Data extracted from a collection
▬▬▬▬▬▬▬▬▬▬
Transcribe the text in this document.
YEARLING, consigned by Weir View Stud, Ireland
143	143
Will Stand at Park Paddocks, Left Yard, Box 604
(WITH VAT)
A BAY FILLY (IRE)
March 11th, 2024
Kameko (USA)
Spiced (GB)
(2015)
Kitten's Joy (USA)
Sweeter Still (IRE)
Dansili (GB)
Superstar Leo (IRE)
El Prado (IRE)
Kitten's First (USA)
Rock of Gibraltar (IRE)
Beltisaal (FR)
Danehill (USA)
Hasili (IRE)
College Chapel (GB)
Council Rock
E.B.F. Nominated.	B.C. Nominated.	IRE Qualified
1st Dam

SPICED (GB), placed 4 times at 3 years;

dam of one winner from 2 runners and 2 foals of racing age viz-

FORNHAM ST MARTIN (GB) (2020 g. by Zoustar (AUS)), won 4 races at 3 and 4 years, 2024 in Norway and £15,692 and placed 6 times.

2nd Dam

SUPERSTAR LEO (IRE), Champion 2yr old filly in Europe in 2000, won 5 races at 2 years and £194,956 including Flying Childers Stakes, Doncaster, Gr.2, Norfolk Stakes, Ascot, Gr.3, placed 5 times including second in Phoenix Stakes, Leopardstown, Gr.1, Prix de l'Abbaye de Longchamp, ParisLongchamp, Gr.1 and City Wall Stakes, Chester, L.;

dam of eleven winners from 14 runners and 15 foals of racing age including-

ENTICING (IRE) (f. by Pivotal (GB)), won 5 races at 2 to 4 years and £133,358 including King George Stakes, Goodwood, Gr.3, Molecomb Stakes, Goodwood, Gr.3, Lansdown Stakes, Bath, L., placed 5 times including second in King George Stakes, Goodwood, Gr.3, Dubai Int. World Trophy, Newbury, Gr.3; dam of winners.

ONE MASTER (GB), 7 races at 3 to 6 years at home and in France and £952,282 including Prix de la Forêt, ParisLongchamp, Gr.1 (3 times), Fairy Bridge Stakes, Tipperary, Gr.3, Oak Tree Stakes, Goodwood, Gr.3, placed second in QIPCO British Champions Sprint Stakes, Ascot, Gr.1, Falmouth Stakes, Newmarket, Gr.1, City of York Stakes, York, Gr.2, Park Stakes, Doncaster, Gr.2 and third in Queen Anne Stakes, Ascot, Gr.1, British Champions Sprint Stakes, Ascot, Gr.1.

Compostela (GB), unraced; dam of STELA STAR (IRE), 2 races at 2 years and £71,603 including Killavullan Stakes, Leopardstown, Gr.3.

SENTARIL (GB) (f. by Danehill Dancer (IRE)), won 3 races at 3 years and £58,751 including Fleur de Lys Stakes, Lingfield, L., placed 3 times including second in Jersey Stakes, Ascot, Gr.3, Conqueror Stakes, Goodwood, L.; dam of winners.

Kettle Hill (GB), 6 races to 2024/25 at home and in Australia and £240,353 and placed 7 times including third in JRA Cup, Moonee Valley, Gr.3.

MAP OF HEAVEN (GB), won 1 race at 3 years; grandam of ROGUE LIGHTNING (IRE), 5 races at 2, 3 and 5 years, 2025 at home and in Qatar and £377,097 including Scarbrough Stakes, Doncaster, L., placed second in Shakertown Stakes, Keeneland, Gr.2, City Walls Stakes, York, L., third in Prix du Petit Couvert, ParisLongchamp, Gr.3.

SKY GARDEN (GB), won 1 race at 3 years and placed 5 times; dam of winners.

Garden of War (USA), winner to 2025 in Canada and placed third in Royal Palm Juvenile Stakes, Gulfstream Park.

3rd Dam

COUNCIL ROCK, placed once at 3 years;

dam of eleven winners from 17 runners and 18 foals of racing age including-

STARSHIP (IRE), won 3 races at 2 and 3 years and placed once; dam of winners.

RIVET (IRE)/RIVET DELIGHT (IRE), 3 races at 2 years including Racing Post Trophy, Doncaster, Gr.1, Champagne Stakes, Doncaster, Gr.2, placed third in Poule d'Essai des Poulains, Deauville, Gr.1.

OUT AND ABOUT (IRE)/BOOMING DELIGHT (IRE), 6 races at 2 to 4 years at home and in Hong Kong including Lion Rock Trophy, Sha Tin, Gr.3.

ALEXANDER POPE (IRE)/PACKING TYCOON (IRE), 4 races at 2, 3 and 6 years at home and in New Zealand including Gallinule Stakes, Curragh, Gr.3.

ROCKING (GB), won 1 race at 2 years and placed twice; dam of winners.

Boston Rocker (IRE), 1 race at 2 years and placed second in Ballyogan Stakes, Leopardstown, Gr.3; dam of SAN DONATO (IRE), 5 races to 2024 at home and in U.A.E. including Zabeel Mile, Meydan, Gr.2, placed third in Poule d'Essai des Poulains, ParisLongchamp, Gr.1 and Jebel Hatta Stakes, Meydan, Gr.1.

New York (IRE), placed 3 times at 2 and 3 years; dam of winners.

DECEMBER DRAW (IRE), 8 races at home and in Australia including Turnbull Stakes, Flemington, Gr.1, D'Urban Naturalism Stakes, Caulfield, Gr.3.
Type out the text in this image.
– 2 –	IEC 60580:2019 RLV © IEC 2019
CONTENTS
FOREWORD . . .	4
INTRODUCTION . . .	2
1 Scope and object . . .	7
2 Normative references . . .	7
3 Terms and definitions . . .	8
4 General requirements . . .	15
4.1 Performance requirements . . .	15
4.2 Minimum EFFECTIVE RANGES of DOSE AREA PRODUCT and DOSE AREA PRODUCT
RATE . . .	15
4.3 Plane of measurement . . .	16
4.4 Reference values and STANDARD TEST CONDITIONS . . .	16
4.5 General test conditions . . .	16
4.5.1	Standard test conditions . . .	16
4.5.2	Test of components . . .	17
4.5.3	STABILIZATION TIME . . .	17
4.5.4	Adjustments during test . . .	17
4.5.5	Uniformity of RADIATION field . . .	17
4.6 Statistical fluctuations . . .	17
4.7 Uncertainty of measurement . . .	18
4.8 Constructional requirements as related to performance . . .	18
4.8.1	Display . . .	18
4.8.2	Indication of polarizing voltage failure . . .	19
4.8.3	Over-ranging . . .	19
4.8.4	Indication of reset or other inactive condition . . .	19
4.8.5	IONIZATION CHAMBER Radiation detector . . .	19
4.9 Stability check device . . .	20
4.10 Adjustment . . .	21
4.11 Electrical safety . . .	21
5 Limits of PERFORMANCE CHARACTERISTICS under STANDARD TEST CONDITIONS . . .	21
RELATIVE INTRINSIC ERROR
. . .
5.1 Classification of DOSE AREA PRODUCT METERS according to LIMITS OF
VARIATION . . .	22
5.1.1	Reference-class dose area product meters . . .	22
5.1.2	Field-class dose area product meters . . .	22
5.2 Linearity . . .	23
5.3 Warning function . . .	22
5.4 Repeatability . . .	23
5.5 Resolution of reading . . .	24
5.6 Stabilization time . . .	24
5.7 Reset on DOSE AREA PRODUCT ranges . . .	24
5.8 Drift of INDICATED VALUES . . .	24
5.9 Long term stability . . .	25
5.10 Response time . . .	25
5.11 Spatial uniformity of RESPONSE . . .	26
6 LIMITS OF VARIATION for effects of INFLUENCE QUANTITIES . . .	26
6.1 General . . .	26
▬▬▬▬▬▬▬▬▬▬
> _EXERCISE GOAL_
Wherever "foals" shows up in a line, copy that line.

> _COMPLETE OUTPUT_
dam of one winner from 2 runners and 2 foals of racing age viz-
dam of eleven winners from 14 runners and 15 foals of racing age including-
dam of eleven winners from 17 runners and 18 foals of racing age including-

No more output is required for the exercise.